[What is expected]: Go through the entries and transcribe each one exactly, dropping the pictures.

Records that describe figures

——

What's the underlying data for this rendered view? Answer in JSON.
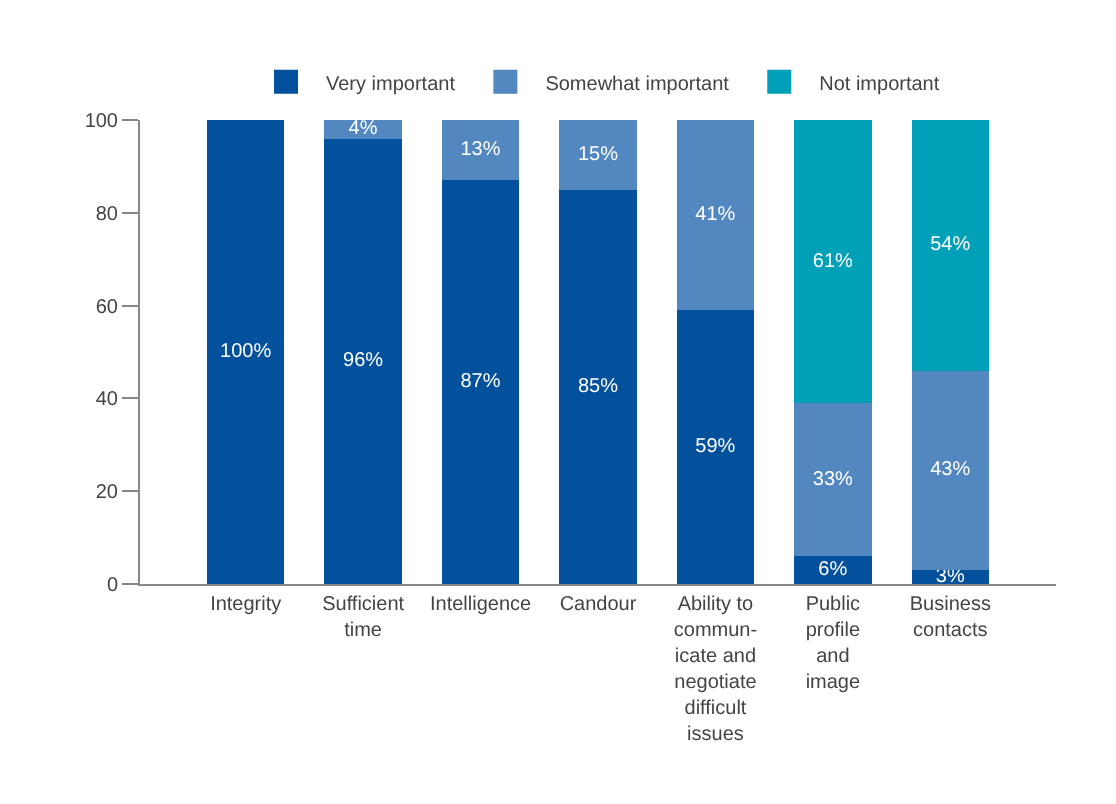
{
  "chart_data": {
    "type": "bar",
    "stacked": true,
    "categories": [
      "Integrity",
      "Sufficient\ntime",
      "Intelligence",
      "Candour",
      "Ability to\ncommun-\nicate and\nnegotiate\ndifficult\nissues",
      "Public\nprofile\nand\nimage",
      "Business\ncontacts"
    ],
    "series": [
      {
        "name": "Very important",
        "color": "#03519c",
        "values": [
          100,
          96,
          87,
          85,
          59,
          6,
          3
        ],
        "value_labels": [
          "100%",
          "96%",
          "87%",
          "85%",
          "59%",
          "6%",
          "3%"
        ]
      },
      {
        "name": "Somewhat important",
        "color": "#5288bf",
        "values": [
          0,
          4,
          13,
          15,
          41,
          33,
          43
        ],
        "value_labels": [
          null,
          "4%",
          "13%",
          "15%",
          "41%",
          "33%",
          "43%"
        ]
      },
      {
        "name": "Not important",
        "color": "#00a0b8",
        "values": [
          0,
          0,
          0,
          0,
          0,
          61,
          54
        ],
        "value_labels": [
          null,
          null,
          null,
          null,
          null,
          "61%",
          "54%"
        ]
      }
    ],
    "ylim": [
      0,
      100
    ],
    "yticks": [
      0,
      20,
      40,
      60,
      80,
      100
    ],
    "legend": "top"
  }
}
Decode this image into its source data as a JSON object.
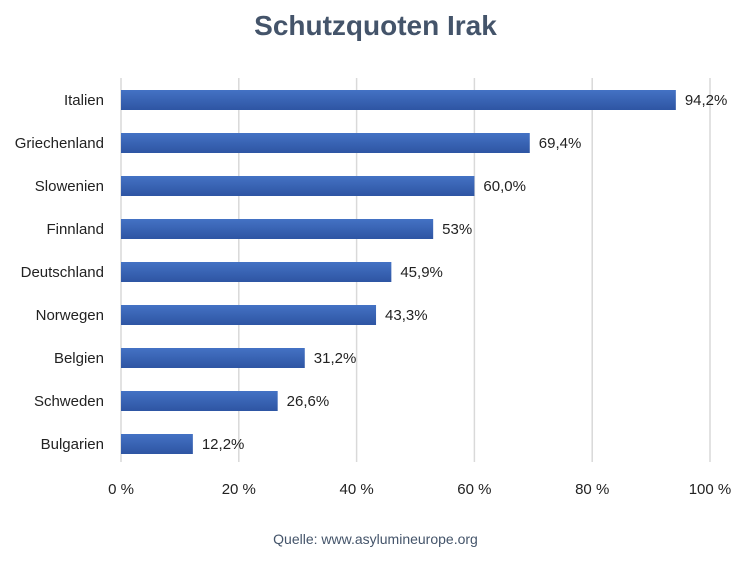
{
  "chart_data": {
    "type": "bar",
    "orientation": "horizontal",
    "title": "Schutzquoten Irak",
    "categories": [
      "Italien",
      "Griechenland",
      "Slowenien",
      "Finnland",
      "Deutschland",
      "Norwegen",
      "Belgien",
      "Schweden",
      "Bulgarien"
    ],
    "values": [
      94.2,
      69.4,
      60.0,
      53,
      45.9,
      43.3,
      31.2,
      26.6,
      12.2
    ],
    "value_labels": [
      "94,2%",
      "69,4%",
      "60,0%",
      "53%",
      "45,9%",
      "43,3%",
      "31,2%",
      "26,6%",
      "12,2%"
    ],
    "xlim": [
      0,
      100
    ],
    "x_ticks": [
      0,
      20,
      40,
      60,
      80,
      100
    ],
    "x_tick_labels": [
      "0 %",
      "20 %",
      "40 %",
      "60 %",
      "80 %",
      "100 %"
    ],
    "grid": "vertical",
    "legend": "none",
    "bar_color": "#4472c4",
    "bar_color_dark": "#2e55a3"
  },
  "source": "Quelle: www.asylumineurope.org"
}
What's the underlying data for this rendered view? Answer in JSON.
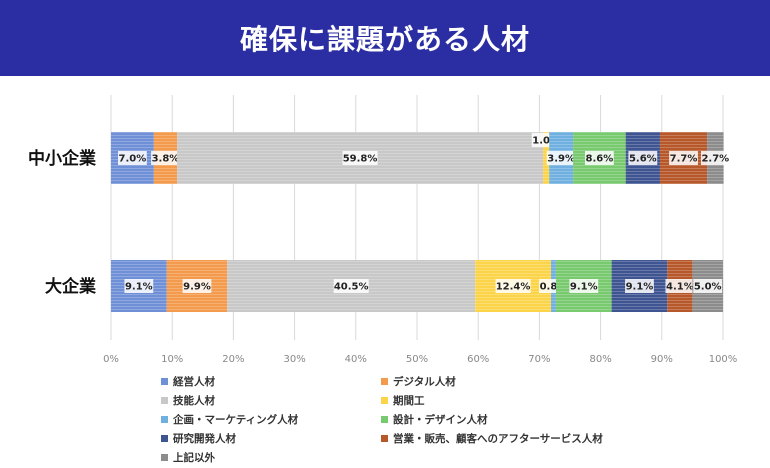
{
  "header": {
    "title": "確保に課題がある人材"
  },
  "chart_data": {
    "type": "bar",
    "orientation": "horizontal",
    "stacked": true,
    "title": "確保に課題がある人材",
    "categories": [
      "中小企業",
      "大企業"
    ],
    "xlim": [
      0,
      100
    ],
    "xticks": [
      "0%",
      "10%",
      "20%",
      "30%",
      "40%",
      "50%",
      "60%",
      "70%",
      "80%",
      "90%",
      "100%"
    ],
    "grid": true,
    "legend_position": "bottom",
    "series": [
      {
        "name": "経営人材",
        "color": "#6f8fd6",
        "values": [
          7.0,
          9.1
        ],
        "labels": [
          "7.0%",
          "9.1%"
        ]
      },
      {
        "name": "デジタル人材",
        "color": "#f39a4c",
        "values": [
          3.8,
          9.9
        ],
        "labels": [
          "3.8%",
          "9.9%"
        ]
      },
      {
        "name": "技能人材",
        "color": "#c8c8c8",
        "values": [
          59.8,
          40.5
        ],
        "labels": [
          "59.8%",
          "40.5%"
        ]
      },
      {
        "name": "期間工",
        "color": "#fbd44a",
        "values": [
          1.0,
          12.4
        ],
        "labels": [
          "1.0%",
          "12.4%"
        ]
      },
      {
        "name": "企画・マーケティング人材",
        "color": "#6fb0e0",
        "values": [
          3.9,
          0.8
        ],
        "labels": [
          "3.9%",
          "0.8%"
        ]
      },
      {
        "name": "設計・デザイン人材",
        "color": "#79c96f",
        "values": [
          8.6,
          9.1
        ],
        "labels": [
          "8.6%",
          "9.1%"
        ]
      },
      {
        "name": "研究開発人材",
        "color": "#3f5592",
        "values": [
          5.6,
          9.1
        ],
        "labels": [
          "5.6%",
          "9.1%"
        ]
      },
      {
        "name": "営業・販売、顧客へのアフターサービス人材",
        "color": "#b7582a",
        "values": [
          7.7,
          4.1
        ],
        "labels": [
          "7.7%",
          "4.1%"
        ]
      },
      {
        "name": "上記以外",
        "color": "#8c8c8c",
        "values": [
          2.7,
          5.0
        ],
        "labels": [
          "2.7%",
          "5.0%"
        ]
      }
    ]
  }
}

——

[Response to this exercise]:
What's the underlying data for this rendered view? Answer in JSON.
{
  "chart_data": {
    "type": "bar",
    "stacked": true,
    "categories": [
      "Integrity",
      "Sufficient\ntime",
      "Intelligence",
      "Candour",
      "Ability to\ncommun-\nicate and\nnegotiate\ndifficult\nissues",
      "Public\nprofile\nand\nimage",
      "Business\ncontacts"
    ],
    "series": [
      {
        "name": "Very important",
        "color": "#03519c",
        "values": [
          100,
          96,
          87,
          85,
          59,
          6,
          3
        ],
        "value_labels": [
          "100%",
          "96%",
          "87%",
          "85%",
          "59%",
          "6%",
          "3%"
        ]
      },
      {
        "name": "Somewhat important",
        "color": "#5288bf",
        "values": [
          0,
          4,
          13,
          15,
          41,
          33,
          43
        ],
        "value_labels": [
          null,
          "4%",
          "13%",
          "15%",
          "41%",
          "33%",
          "43%"
        ]
      },
      {
        "name": "Not important",
        "color": "#00a0b8",
        "values": [
          0,
          0,
          0,
          0,
          0,
          61,
          54
        ],
        "value_labels": [
          null,
          null,
          null,
          null,
          null,
          "61%",
          "54%"
        ]
      }
    ],
    "ylim": [
      0,
      100
    ],
    "yticks": [
      0,
      20,
      40,
      60,
      80,
      100
    ],
    "legend": "top"
  }
}
Decode this image into its source data as a JSON object.
{
  "chart_data": {
    "type": "bar",
    "orientation": "horizontal",
    "title": "Schutzquoten Irak",
    "categories": [
      "Italien",
      "Griechenland",
      "Slowenien",
      "Finnland",
      "Deutschland",
      "Norwegen",
      "Belgien",
      "Schweden",
      "Bulgarien"
    ],
    "values": [
      94.2,
      69.4,
      60.0,
      53,
      45.9,
      43.3,
      31.2,
      26.6,
      12.2
    ],
    "value_labels": [
      "94,2%",
      "69,4%",
      "60,0%",
      "53%",
      "45,9%",
      "43,3%",
      "31,2%",
      "26,6%",
      "12,2%"
    ],
    "xlim": [
      0,
      100
    ],
    "x_ticks": [
      0,
      20,
      40,
      60,
      80,
      100
    ],
    "x_tick_labels": [
      "0 %",
      "20 %",
      "40 %",
      "60 %",
      "80 %",
      "100 %"
    ],
    "grid": "vertical",
    "legend": "none",
    "bar_color": "#4472c4",
    "bar_color_dark": "#2e55a3"
  },
  "source": "Quelle: www.asylumineurope.org"
}
What's the underlying data for this rendered view? Answer in JSON.
{
  "header": {
    "title": "確保に課題がある人材"
  },
  "chart_data": {
    "type": "bar",
    "orientation": "horizontal",
    "stacked": true,
    "title": "確保に課題がある人材",
    "categories": [
      "中小企業",
      "大企業"
    ],
    "xlim": [
      0,
      100
    ],
    "xticks": [
      "0%",
      "10%",
      "20%",
      "30%",
      "40%",
      "50%",
      "60%",
      "70%",
      "80%",
      "90%",
      "100%"
    ],
    "grid": true,
    "legend_position": "bottom",
    "series": [
      {
        "name": "経営人材",
        "color": "#6f8fd6",
        "values": [
          7.0,
          9.1
        ],
        "labels": [
          "7.0%",
          "9.1%"
        ]
      },
      {
        "name": "デジタル人材",
        "color": "#f39a4c",
        "values": [
          3.8,
          9.9
        ],
        "labels": [
          "3.8%",
          "9.9%"
        ]
      },
      {
        "name": "技能人材",
        "color": "#c8c8c8",
        "values": [
          59.8,
          40.5
        ],
        "labels": [
          "59.8%",
          "40.5%"
        ]
      },
      {
        "name": "期間工",
        "color": "#fbd44a",
        "values": [
          1.0,
          12.4
        ],
        "labels": [
          "1.0%",
          "12.4%"
        ]
      },
      {
        "name": "企画・マーケティング人材",
        "color": "#6fb0e0",
        "values": [
          3.9,
          0.8
        ],
        "labels": [
          "3.9%",
          "0.8%"
        ]
      },
      {
        "name": "設計・デザイン人材",
        "color": "#79c96f",
        "values": [
          8.6,
          9.1
        ],
        "labels": [
          "8.6%",
          "9.1%"
        ]
      },
      {
        "name": "研究開発人材",
        "color": "#3f5592",
        "values": [
          5.6,
          9.1
        ],
        "labels": [
          "5.6%",
          "9.1%"
        ]
      },
      {
        "name": "営業・販売、顧客へのアフターサービス人材",
        "color": "#b7582a",
        "values": [
          7.7,
          4.1
        ],
        "labels": [
          "7.7%",
          "4.1%"
        ]
      },
      {
        "name": "上記以外",
        "color": "#8c8c8c",
        "values": [
          2.7,
          5.0
        ],
        "labels": [
          "2.7%",
          "5.0%"
        ]
      }
    ]
  }
}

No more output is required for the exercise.